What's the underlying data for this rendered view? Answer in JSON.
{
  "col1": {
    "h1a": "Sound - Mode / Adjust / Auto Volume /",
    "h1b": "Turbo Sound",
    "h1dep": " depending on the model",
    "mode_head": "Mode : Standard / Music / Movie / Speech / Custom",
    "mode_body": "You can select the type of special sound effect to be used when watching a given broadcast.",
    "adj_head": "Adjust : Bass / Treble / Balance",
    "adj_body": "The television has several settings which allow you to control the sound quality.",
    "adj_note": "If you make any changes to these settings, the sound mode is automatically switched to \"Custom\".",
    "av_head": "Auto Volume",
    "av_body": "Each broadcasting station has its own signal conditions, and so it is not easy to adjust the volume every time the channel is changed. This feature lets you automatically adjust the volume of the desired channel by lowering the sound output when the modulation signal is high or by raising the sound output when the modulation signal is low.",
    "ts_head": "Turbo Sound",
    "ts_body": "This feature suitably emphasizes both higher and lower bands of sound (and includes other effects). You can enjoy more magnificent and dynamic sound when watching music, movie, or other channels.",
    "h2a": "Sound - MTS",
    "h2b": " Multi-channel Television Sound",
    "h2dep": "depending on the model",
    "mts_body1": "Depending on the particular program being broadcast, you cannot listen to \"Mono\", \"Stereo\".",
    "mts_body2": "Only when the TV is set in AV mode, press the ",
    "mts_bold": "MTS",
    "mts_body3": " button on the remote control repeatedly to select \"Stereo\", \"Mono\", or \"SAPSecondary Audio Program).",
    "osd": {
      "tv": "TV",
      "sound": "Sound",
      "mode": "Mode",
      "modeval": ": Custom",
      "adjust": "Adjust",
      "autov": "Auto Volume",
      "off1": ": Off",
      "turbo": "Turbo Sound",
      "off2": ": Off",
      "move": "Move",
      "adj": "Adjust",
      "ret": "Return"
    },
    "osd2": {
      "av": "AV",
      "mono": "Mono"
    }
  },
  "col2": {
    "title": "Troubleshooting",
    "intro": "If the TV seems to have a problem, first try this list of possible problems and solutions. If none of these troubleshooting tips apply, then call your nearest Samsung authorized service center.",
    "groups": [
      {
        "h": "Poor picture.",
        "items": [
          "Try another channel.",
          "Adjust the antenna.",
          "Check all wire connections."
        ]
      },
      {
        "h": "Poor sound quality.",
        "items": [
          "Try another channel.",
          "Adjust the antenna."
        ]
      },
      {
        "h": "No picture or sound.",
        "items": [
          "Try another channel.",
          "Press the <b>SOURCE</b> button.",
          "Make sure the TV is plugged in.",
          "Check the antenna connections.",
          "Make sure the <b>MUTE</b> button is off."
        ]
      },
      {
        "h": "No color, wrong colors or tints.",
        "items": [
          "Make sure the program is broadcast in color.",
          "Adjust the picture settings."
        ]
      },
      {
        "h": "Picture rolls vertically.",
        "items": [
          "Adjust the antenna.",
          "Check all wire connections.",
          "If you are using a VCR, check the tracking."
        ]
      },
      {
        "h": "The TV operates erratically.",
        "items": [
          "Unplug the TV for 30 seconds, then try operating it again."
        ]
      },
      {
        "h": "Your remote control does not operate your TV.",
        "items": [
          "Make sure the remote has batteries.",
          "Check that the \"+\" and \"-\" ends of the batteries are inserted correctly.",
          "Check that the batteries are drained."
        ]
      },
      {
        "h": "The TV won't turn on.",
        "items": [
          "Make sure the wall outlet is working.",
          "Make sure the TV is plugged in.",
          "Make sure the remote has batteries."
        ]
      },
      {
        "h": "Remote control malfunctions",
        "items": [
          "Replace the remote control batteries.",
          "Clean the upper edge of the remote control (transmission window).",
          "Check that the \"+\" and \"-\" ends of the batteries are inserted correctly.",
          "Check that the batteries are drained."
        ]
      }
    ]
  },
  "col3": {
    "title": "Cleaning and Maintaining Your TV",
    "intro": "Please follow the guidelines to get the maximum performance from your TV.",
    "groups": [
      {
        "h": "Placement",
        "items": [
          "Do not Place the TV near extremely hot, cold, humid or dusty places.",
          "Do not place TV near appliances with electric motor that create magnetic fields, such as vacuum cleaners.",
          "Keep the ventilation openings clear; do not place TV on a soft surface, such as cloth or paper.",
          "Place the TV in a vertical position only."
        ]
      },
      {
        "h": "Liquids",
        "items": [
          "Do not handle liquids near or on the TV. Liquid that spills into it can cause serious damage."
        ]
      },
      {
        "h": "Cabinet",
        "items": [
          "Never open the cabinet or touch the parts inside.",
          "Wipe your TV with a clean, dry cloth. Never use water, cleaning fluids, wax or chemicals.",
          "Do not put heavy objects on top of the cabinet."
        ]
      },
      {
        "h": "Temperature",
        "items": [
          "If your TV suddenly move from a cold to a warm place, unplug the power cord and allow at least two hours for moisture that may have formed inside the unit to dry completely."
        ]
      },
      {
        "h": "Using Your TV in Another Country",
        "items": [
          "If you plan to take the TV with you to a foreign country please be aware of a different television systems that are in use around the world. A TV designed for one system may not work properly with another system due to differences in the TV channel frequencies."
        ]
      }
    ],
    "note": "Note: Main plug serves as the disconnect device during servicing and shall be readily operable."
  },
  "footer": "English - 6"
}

■ Exercise ■
Could you quote the material above in full, exactly as it stands?

■ Exercise response ■
What's the underlying data for this rendered view? Answer in JSON.
{
  "col1": {
    "h1a": "Sound - Mode / Adjust / Auto Volume /",
    "h1b": "Turbo Sound",
    "h1dep": " depending on the model",
    "mode_head": "Mode : Standard / Music / Movie / Speech / Custom",
    "mode_body": "You can select the type of special sound effect to be used when watching a given broadcast.",
    "adj_head": "Adjust : Bass / Treble / Balance",
    "adj_body": "The television has several settings which allow you to control the sound quality.",
    "adj_note": "If you make any changes to these settings, the sound mode is automatically switched to \"Custom\".",
    "av_head": "Auto Volume",
    "av_body": "Each broadcasting station has its own signal conditions, and so it is not easy to adjust the volume every time the channel is changed. This feature lets you automatically adjust the volume of the desired channel by lowering the sound output when the modulation signal is high or by raising the sound output when the modulation signal is low.",
    "ts_head": "Turbo Sound",
    "ts_body": "This feature suitably emphasizes both higher and lower bands of sound (and includes other effects). You can enjoy more magnificent and dynamic sound when watching music, movie, or other channels.",
    "h2a": "Sound - MTS",
    "h2b": " Multi-channel Television Sound",
    "h2dep": "depending on the model",
    "mts_body1": "Depending on the particular program being broadcast, you cannot listen to \"Mono\", \"Stereo\".",
    "mts_body2": "Only when the TV is set in AV mode, press the ",
    "mts_bold": "MTS",
    "mts_body3": " button on the remote control repeatedly to select \"Stereo\", \"Mono\", or \"SAPSecondary Audio Program).",
    "osd": {
      "tv": "TV",
      "sound": "Sound",
      "mode": "Mode",
      "modeval": ": Custom",
      "adjust": "Adjust",
      "autov": "Auto Volume",
      "off1": ": Off",
      "turbo": "Turbo Sound",
      "off2": ": Off",
      "move": "Move",
      "adj": "Adjust",
      "ret": "Return"
    },
    "osd2": {
      "av": "AV",
      "mono": "Mono"
    }
  },
  "col2": {
    "title": "Troubleshooting",
    "intro": "If the TV seems to have a problem, first try this list of possible problems and solutions. If none of these troubleshooting tips apply, then call your nearest Samsung authorized service center.",
    "groups": [
      {
        "h": "Poor picture.",
        "items": [
          "Try another channel.",
          "Adjust the antenna.",
          "Check all wire connections."
        ]
      },
      {
        "h": "Poor sound quality.",
        "items": [
          "Try another channel.",
          "Adjust the antenna."
        ]
      },
      {
        "h": "No picture or sound.",
        "items": [
          "Try another channel.",
          "Press the <b>SOURCE</b> button.",
          "Make sure the TV is plugged in.",
          "Check the antenna connections.",
          "Make sure the <b>MUTE</b> button is off."
        ]
      },
      {
        "h": "No color, wrong colors or tints.",
        "items": [
          "Make sure the program is broadcast in color.",
          "Adjust the picture settings."
        ]
      },
      {
        "h": "Picture rolls vertically.",
        "items": [
          "Adjust the antenna.",
          "Check all wire connections.",
          "If you are using a VCR, check the tracking."
        ]
      },
      {
        "h": "The TV operates erratically.",
        "items": [
          "Unplug the TV for 30 seconds, then try operating it again."
        ]
      },
      {
        "h": "Your remote control does not operate your TV.",
        "items": [
          "Make sure the remote has batteries.",
          "Check that the \"+\" and \"-\" ends of the batteries are inserted correctly.",
          "Check that the batteries are drained."
        ]
      },
      {
        "h": "The TV won't turn on.",
        "items": [
          "Make sure the wall outlet is working.",
          "Make sure the TV is plugged in.",
          "Make sure the remote has batteries."
        ]
      },
      {
        "h": "Remote control malfunctions",
        "items": [
          "Replace the remote control batteries.",
          "Clean the upper edge of the remote control (transmission window).",
          "Check that the \"+\" and \"-\" ends of the batteries are inserted correctly.",
          "Check that the batteries are drained."
        ]
      }
    ]
  },
  "col3": {
    "title": "Cleaning and Maintaining Your TV",
    "intro": "Please follow the guidelines to get the maximum performance from your TV.",
    "groups": [
      {
        "h": "Placement",
        "items": [
          "Do not Place the TV near extremely hot, cold, humid or dusty places.",
          "Do not place TV near appliances with electric motor that create magnetic fields, such as vacuum cleaners.",
          "Keep the ventilation openings clear; do not place TV on a soft surface, such as cloth or paper.",
          "Place the TV in a vertical position only."
        ]
      },
      {
        "h": "Liquids",
        "items": [
          "Do not handle liquids near or on the TV. Liquid that spills into it can cause serious damage."
        ]
      },
      {
        "h": "Cabinet",
        "items": [
          "Never open the cabinet or touch the parts inside.",
          "Wipe your TV with a clean, dry cloth. Never use water, cleaning fluids, wax or chemicals.",
          "Do not put heavy objects on top of the cabinet."
        ]
      },
      {
        "h": "Temperature",
        "items": [
          "If your TV suddenly move from a cold to a warm place, unplug the power cord and allow at least two hours for moisture that may have formed inside the unit to dry completely."
        ]
      },
      {
        "h": "Using Your TV in Another Country",
        "items": [
          "If you plan to take the TV with you to a foreign country please be aware of a different television systems that are in use around the world. A TV designed for one system may not work properly with another system due to differences in the TV channel frequencies."
        ]
      }
    ],
    "note": "Note: Main plug serves as the disconnect device during servicing and shall be readily operable."
  },
  "footer": "English - 6"
}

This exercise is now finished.